Directive ::
Work out how many lines of the listing hold "solvent", then state only that count.
** BEGIN Records for the exercise **
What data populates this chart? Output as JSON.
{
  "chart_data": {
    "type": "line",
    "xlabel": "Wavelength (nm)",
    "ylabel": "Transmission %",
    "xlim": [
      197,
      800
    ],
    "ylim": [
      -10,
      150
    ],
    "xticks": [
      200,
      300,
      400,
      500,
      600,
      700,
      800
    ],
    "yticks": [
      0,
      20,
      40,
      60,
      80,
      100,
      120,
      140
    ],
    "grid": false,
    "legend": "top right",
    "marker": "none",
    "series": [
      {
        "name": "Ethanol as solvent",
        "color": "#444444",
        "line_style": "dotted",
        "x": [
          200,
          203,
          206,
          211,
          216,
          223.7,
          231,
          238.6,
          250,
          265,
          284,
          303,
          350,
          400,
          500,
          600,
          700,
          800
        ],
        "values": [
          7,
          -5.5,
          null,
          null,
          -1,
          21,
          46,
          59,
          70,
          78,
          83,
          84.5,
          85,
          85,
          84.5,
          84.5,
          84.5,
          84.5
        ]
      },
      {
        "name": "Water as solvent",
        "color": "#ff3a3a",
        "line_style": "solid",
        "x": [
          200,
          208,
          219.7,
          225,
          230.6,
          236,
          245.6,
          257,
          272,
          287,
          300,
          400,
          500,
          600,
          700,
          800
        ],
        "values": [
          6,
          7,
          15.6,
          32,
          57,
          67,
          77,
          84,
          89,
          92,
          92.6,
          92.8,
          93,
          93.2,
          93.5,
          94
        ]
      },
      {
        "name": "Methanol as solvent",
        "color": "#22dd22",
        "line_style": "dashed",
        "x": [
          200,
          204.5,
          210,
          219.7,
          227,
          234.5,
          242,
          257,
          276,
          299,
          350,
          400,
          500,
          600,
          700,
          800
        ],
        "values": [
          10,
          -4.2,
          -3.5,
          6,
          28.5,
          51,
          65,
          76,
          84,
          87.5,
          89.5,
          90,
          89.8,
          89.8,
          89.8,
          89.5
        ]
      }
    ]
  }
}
** END Records for the exercise **
Task output ::
3